BEGIN DATASET ROWS

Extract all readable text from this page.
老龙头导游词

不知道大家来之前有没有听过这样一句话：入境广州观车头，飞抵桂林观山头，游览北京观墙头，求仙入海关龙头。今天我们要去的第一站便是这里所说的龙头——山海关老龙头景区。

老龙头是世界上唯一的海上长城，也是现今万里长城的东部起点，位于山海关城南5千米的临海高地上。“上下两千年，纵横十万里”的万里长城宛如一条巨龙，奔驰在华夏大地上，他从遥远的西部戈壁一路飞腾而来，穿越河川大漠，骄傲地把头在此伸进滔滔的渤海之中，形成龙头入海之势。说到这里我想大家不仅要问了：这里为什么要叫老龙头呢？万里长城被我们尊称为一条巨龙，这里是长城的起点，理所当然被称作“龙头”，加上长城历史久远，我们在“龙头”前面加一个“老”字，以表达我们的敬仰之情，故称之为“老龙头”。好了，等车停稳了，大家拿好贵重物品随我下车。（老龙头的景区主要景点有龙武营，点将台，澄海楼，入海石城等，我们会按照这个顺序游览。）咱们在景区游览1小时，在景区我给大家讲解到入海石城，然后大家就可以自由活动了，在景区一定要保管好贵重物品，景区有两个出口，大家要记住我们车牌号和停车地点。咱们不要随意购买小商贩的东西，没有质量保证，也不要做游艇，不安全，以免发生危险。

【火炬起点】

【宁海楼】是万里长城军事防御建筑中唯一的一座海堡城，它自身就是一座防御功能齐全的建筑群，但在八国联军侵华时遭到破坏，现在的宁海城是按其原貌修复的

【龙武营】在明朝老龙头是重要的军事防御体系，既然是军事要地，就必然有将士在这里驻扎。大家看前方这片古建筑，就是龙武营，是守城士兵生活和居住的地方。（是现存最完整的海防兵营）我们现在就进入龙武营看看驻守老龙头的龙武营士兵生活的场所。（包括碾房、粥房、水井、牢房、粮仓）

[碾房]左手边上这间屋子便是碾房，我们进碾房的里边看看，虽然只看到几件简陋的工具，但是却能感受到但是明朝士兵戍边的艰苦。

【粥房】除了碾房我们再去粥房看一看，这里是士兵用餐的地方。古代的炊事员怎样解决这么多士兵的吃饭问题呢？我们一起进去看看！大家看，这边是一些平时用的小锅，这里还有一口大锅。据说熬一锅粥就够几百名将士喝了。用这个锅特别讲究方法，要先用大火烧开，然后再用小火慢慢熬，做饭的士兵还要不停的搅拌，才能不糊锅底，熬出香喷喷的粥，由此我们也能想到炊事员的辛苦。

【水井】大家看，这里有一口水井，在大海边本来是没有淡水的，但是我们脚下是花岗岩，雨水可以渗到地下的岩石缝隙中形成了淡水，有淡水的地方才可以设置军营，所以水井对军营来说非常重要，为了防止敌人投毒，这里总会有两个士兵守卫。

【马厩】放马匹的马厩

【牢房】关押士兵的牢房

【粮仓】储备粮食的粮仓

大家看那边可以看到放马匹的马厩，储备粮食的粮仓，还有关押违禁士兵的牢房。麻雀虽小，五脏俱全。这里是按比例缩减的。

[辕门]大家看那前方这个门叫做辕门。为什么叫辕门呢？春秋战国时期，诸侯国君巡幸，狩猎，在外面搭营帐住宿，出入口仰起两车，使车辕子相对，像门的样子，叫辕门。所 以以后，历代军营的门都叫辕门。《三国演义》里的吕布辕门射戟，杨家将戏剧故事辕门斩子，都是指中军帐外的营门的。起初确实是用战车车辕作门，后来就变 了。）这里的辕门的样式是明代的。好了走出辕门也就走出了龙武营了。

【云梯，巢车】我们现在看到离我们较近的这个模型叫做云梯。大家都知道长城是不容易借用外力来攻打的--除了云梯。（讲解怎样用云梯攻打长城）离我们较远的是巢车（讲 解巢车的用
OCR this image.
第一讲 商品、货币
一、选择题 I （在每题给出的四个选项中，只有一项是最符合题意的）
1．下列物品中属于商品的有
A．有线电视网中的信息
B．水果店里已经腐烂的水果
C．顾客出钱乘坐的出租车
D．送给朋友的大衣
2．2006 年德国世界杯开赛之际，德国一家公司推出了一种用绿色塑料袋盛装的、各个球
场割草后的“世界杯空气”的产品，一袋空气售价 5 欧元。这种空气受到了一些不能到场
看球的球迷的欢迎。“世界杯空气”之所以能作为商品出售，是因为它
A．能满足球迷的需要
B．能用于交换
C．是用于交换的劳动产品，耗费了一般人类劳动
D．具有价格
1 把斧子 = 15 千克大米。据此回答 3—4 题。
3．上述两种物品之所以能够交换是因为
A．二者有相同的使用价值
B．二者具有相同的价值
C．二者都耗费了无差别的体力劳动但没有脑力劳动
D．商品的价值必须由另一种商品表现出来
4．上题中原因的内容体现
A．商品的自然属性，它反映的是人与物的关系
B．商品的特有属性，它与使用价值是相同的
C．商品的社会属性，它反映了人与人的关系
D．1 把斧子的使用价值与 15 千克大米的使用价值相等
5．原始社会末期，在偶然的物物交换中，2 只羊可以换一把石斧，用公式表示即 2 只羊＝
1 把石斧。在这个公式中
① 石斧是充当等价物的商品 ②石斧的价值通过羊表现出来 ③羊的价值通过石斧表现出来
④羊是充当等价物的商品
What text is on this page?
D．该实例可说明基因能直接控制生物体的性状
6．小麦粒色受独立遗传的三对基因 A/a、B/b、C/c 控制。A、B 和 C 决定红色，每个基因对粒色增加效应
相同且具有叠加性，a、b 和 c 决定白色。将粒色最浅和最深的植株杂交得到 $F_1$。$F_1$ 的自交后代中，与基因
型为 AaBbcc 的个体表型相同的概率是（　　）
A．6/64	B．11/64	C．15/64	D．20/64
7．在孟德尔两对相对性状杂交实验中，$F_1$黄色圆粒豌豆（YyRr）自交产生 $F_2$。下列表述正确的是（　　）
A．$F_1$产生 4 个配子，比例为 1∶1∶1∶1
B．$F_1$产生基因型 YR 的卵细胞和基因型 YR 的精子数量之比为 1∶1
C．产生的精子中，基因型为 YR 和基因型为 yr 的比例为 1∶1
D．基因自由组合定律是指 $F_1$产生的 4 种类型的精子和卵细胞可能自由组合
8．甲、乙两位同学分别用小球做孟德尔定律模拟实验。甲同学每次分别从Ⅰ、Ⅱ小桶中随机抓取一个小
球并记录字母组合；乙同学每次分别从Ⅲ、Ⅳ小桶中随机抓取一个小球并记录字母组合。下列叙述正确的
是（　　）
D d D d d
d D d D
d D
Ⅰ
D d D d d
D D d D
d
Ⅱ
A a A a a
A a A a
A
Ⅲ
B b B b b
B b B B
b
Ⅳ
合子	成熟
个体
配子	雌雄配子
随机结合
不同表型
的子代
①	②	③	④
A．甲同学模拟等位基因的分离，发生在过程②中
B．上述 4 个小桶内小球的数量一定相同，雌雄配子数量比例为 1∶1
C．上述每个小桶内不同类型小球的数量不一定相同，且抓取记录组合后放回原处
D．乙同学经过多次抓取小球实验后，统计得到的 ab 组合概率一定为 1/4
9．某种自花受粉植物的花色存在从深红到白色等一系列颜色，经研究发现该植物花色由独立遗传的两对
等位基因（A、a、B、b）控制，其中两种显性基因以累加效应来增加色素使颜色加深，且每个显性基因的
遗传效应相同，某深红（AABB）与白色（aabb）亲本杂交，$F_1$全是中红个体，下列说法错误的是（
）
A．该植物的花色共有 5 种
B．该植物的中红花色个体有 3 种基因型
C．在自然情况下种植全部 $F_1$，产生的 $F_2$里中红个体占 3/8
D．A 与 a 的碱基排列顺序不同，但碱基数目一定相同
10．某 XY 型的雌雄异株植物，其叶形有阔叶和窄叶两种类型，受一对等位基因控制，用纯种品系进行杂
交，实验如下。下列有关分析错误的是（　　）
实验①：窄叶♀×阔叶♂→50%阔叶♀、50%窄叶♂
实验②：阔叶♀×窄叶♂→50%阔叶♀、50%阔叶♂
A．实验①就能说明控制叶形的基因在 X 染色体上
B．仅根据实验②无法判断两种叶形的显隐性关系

END DATASET ROWS

_SET PROBLEM_
Identify the lines above with the word "世界杯空气". Copy them.

_SOLVED EXERCISE_
场割草后的“世界杯空气”的产品，一袋空气售价 5 欧元。这种空气受到了一些不能到场
看球的球迷的欢迎。“世界杯空气”之所以能作为商品出售，是因为它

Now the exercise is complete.